Exercise aim: Of all the lines here, how many include the string "JSON"? Answer with the number only.
-- BEGIN Data entries --
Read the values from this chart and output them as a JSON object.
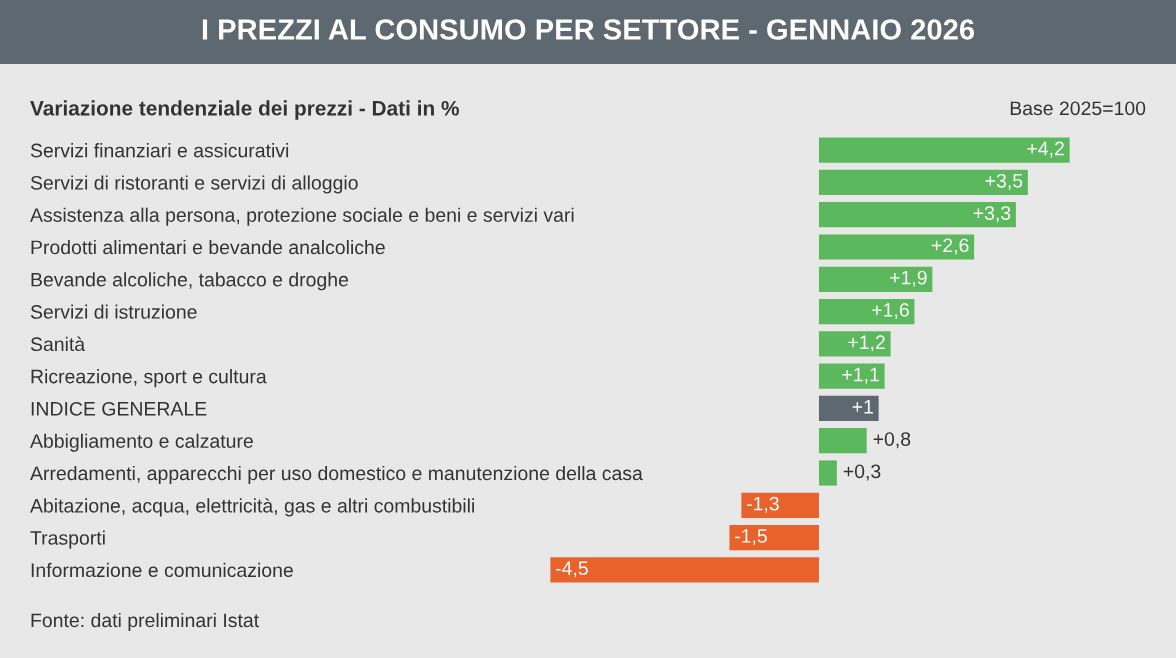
{
  "chart_data": {
    "type": "bar",
    "orientation": "horizontal",
    "title": "I PREZZI AL CONSUMO PER SETTORE - GENNAIO 2026",
    "subtitle": "Variazione tendenziale dei prezzi - Dati in %",
    "annotations": [
      "Base 2025=100",
      "Fonte: dati preliminari Istat"
    ],
    "categories": [
      "Servizi finanziari e assicurativi",
      "Servizi di ristoranti e servizi di alloggio",
      "Assistenza alla persona, protezione sociale e beni e servizi vari",
      "Prodotti alimentari e bevande analcoliche",
      "Bevande alcoliche, tabacco e droghe",
      "Servizi di istruzione",
      "Sanità",
      "Ricreazione, sport e cultura",
      "INDICE GENERALE",
      "Abbigliamento e calzature",
      "Arredamenti, apparecchi per uso domestico e manutenzione della casa",
      "Abitazione, acqua, elettricità, gas e altri combustibili",
      "Trasporti",
      "Informazione e comunicazione"
    ],
    "values": [
      4.2,
      3.5,
      3.3,
      2.6,
      1.9,
      1.6,
      1.2,
      1.1,
      1,
      0.8,
      0.3,
      -1.3,
      -1.5,
      -4.5
    ],
    "value_labels": [
      "+4,2",
      "+3,5",
      "+3,3",
      "+2,6",
      "+1,9",
      "+1,6",
      "+1,2",
      "+1,1",
      "+1",
      "+0,8",
      "+0,3",
      "-1,3",
      "-1,5",
      "-4,5"
    ],
    "colors": [
      "#5cb85c",
      "#5cb85c",
      "#5cb85c",
      "#5cb85c",
      "#5cb85c",
      "#5cb85c",
      "#5cb85c",
      "#5cb85c",
      "#5d6870",
      "#5cb85c",
      "#5cb85c",
      "#e8622c",
      "#e8622c",
      "#e8622c"
    ],
    "grid": false,
    "legend": false
  }
}
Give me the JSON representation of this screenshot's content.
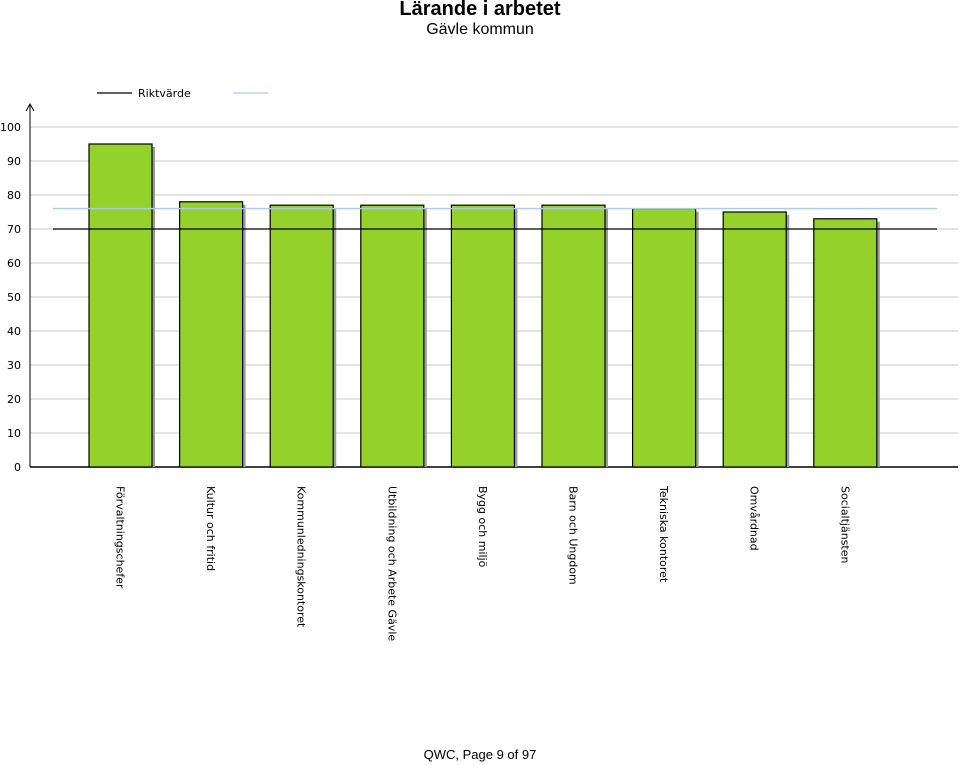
{
  "page": {
    "title": "Lärande i arbetet",
    "subtitle": "Gävle kommun",
    "footer": "QWC, Page 9 of 97"
  },
  "chart_data": {
    "type": "bar",
    "categories": [
      "Förvaltningschefer",
      "Kultur och fritid",
      "Kommunledningskontoret",
      "Utbildning och Arbete Gävle",
      "Bygg och miljö",
      "Barn och Ungdom",
      "Tekniska kontoret",
      "Omvårdnad",
      "Socialtjänsten"
    ],
    "values": [
      95,
      78,
      77,
      77,
      77,
      77,
      76,
      75,
      73
    ],
    "ylim": [
      0,
      100
    ],
    "yticks": [
      "0",
      "10",
      "20",
      "30",
      "40",
      "50",
      "60",
      "70",
      "80",
      "90",
      "100"
    ],
    "grid": true,
    "reference_lines": [
      {
        "name": "Riktvärde",
        "value": 70,
        "color": "#000000"
      },
      {
        "name": "",
        "value": 76,
        "color": "#a9cde8"
      }
    ],
    "legend_position": "top-left",
    "colors": {
      "bar": "#94d12a",
      "bar_edge": "#000000",
      "bar_shadow": "#9a9a9a",
      "grid": "#c8c8c8"
    }
  }
}
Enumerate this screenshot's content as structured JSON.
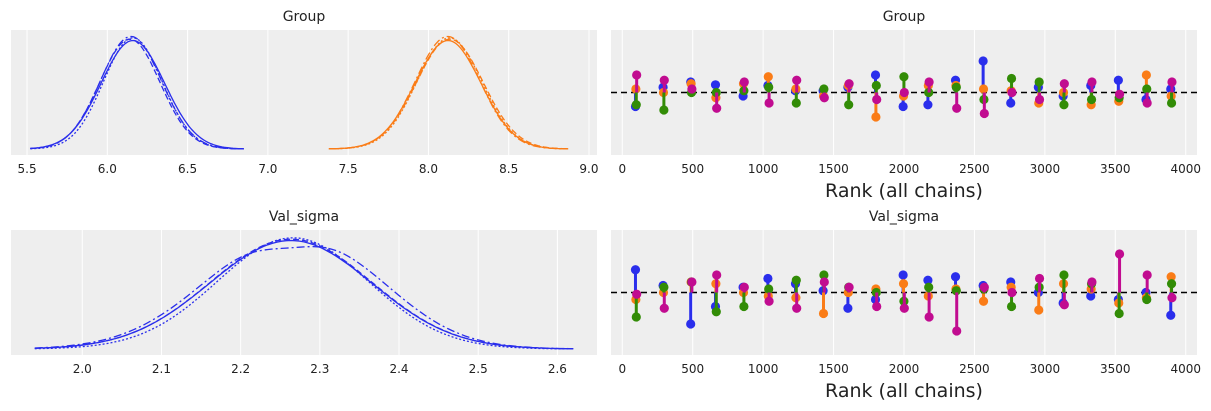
{
  "colors": {
    "panel_bg": "#eeeeee",
    "grid": "#ffffff",
    "ref_line": "#000000",
    "chain_1": "#2a2eec",
    "chain_2": "#fa7c17",
    "chain_3": "#328c06",
    "chain_4": "#c10c90"
  },
  "chart_data": [
    {
      "type": "line",
      "panel": "density",
      "title": "Group",
      "xlim": [
        5.4,
        9.05
      ],
      "xticks": [
        "5.5",
        "6.0",
        "6.5",
        "7.0",
        "7.5",
        "8.0",
        "8.5",
        "9.0"
      ],
      "grid": true,
      "series": [
        {
          "group": 1,
          "color": "#2a2eec",
          "chains": 4,
          "mean": 6.15,
          "sd": 0.19,
          "range": [
            5.52,
            6.85
          ]
        },
        {
          "group": 2,
          "color": "#fa7c17",
          "chains": 4,
          "mean": 8.13,
          "sd": 0.2,
          "range": [
            7.38,
            8.87
          ]
        }
      ]
    },
    {
      "type": "scatter",
      "panel": "rank_vlines",
      "title": "Group",
      "xlabel": "Rank (all chains)",
      "xlim": [
        -80,
        4080
      ],
      "xticks": [
        "0",
        "500",
        "1000",
        "1500",
        "2000",
        "2500",
        "3000",
        "3500",
        "4000"
      ],
      "reference_line": "dashed",
      "x": [
        98,
        294,
        490,
        666,
        862,
        1038,
        1234,
        1430,
        1606,
        1802,
        1998,
        2174,
        2370,
        2566,
        2762,
        2958,
        3134,
        3330,
        3526,
        3722,
        3898
      ],
      "series": [
        {
          "chain": 1,
          "color": "#2a2eec",
          "values": [
            -0.4,
            0.15,
            0.3,
            0.22,
            -0.1,
            0.2,
            0.05,
            0.05,
            0.15,
            0.5,
            -0.4,
            -0.35,
            0.35,
            0.9,
            -0.3,
            0.15,
            -0.1,
            0.2,
            0.35,
            -0.2,
            0.1
          ]
        },
        {
          "chain": 2,
          "color": "#fa7c17",
          "values": [
            0.1,
            0.0,
            0.25,
            -0.15,
            0.25,
            0.45,
            0.1,
            -0.1,
            0.2,
            -0.7,
            -0.1,
            0.2,
            0.2,
            0.1,
            0.05,
            -0.3,
            0.0,
            -0.35,
            -0.25,
            0.5,
            -0.1
          ]
        },
        {
          "chain": 3,
          "color": "#328c06",
          "values": [
            -0.35,
            -0.5,
            0.0,
            0.0,
            0.05,
            0.15,
            -0.3,
            0.1,
            -0.35,
            0.2,
            0.45,
            0.0,
            0.15,
            -0.2,
            0.4,
            0.3,
            -0.35,
            -0.2,
            -0.15,
            0.1,
            -0.3
          ]
        },
        {
          "chain": 4,
          "color": "#c10c90",
          "values": [
            0.5,
            0.35,
            0.1,
            -0.45,
            0.3,
            -0.3,
            0.35,
            -0.15,
            0.25,
            -0.2,
            0.0,
            0.3,
            -0.45,
            -0.6,
            0.0,
            -0.2,
            0.25,
            0.3,
            -0.05,
            -0.3,
            0.3
          ]
        }
      ]
    },
    {
      "type": "line",
      "panel": "density",
      "title": "Val_sigma",
      "xlim": [
        1.91,
        2.65
      ],
      "xticks": [
        "2.0",
        "2.1",
        "2.2",
        "2.3",
        "2.4",
        "2.5",
        "2.6"
      ],
      "grid": true,
      "series": [
        {
          "group": 1,
          "color": "#2a2eec",
          "chains": 4,
          "mean": 2.265,
          "sd": 0.1,
          "range": [
            1.94,
            2.62
          ]
        }
      ]
    },
    {
      "type": "scatter",
      "panel": "rank_vlines",
      "title": "Val_sigma",
      "xlabel": "Rank (all chains)",
      "xlim": [
        -80,
        4080
      ],
      "xticks": [
        "0",
        "500",
        "1000",
        "1500",
        "2000",
        "2500",
        "3000",
        "3500",
        "4000"
      ],
      "reference_line": "dashed",
      "x": [
        98,
        294,
        490,
        666,
        862,
        1038,
        1234,
        1430,
        1606,
        1802,
        1998,
        2174,
        2370,
        2566,
        2762,
        2958,
        3134,
        3330,
        3526,
        3722,
        3898
      ],
      "series": [
        {
          "chain": 1,
          "color": "#2a2eec",
          "values": [
            0.65,
            0.2,
            -0.9,
            -0.4,
            0.15,
            0.4,
            0.25,
            0.05,
            -0.45,
            -0.2,
            0.5,
            0.35,
            0.45,
            0.2,
            0.3,
            0.0,
            -0.3,
            -0.1,
            -0.2,
            0.0,
            -0.65
          ]
        },
        {
          "chain": 2,
          "color": "#fa7c17",
          "values": [
            -0.2,
            0.0,
            0.3,
            0.25,
            0.0,
            -0.1,
            -0.15,
            -0.6,
            0.0,
            0.1,
            0.25,
            -0.1,
            0.1,
            -0.25,
            0.15,
            -0.5,
            0.25,
            0.1,
            -0.3,
            -0.15,
            0.45
          ]
        },
        {
          "chain": 3,
          "color": "#328c06",
          "values": [
            -0.7,
            0.15,
            0.3,
            -0.55,
            -0.4,
            0.1,
            0.35,
            0.5,
            0.15,
            0.0,
            -0.25,
            0.15,
            0.05,
            0.1,
            -0.4,
            0.15,
            0.5,
            0.25,
            -0.6,
            -0.2,
            0.25
          ]
        },
        {
          "chain": 4,
          "color": "#c10c90",
          "values": [
            -0.05,
            -0.45,
            0.3,
            0.5,
            0.15,
            -0.25,
            -0.45,
            0.3,
            0.15,
            -0.4,
            -0.45,
            -0.7,
            -1.1,
            0.15,
            0.0,
            0.4,
            -0.35,
            0.3,
            1.1,
            0.5,
            -0.15
          ]
        }
      ]
    }
  ]
}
-- END Data entries --
Answer below: 3